Start of Extracted material
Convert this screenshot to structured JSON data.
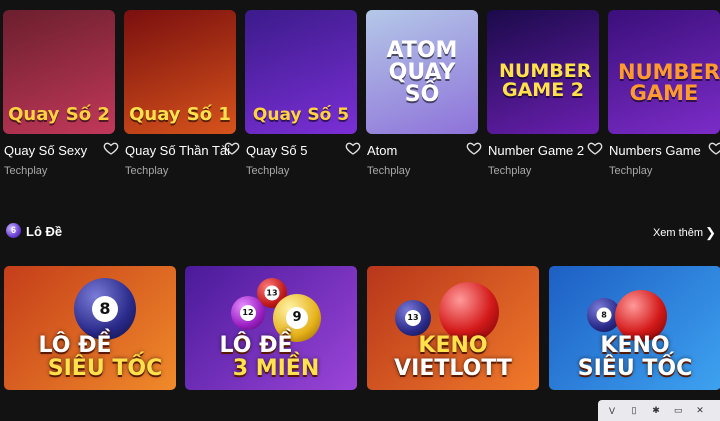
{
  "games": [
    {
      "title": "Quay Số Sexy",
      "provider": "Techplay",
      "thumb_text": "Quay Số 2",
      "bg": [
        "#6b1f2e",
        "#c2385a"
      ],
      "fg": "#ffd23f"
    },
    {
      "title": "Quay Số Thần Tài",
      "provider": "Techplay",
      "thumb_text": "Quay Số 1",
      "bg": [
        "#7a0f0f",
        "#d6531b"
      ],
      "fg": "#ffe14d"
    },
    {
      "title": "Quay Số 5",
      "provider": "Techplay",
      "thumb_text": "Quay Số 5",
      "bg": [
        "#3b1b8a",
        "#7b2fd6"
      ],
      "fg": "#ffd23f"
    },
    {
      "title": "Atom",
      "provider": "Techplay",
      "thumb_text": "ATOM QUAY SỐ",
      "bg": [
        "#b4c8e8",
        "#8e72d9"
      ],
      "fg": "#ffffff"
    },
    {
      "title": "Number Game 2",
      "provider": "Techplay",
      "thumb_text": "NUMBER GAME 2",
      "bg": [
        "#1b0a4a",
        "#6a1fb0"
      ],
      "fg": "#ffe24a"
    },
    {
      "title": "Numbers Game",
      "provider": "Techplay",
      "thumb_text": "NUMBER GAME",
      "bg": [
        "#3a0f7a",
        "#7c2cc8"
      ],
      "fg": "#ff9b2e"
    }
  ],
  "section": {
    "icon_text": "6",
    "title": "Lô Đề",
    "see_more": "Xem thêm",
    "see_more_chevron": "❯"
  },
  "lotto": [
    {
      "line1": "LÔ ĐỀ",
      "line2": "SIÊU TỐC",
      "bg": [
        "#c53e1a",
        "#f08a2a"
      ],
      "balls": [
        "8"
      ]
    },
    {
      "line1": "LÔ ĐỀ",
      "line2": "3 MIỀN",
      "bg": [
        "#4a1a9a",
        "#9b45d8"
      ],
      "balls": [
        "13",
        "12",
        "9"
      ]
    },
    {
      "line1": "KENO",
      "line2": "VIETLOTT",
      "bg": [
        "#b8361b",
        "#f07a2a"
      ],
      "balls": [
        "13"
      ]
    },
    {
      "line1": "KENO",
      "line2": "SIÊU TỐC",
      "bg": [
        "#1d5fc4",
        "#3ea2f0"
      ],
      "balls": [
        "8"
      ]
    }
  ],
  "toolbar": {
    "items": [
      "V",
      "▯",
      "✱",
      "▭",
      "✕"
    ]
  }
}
End of Extracted material
Report each line of the material above where the word "title" appears.

(Written answer)
      "title": "Quay Số Sexy",
      "title": "Quay Số Thần Tài",
      "title": "Quay Số 5",
      "title": "Atom",
      "title": "Number Game 2",
      "title": "Numbers Game",
    "title": "Lô Đề",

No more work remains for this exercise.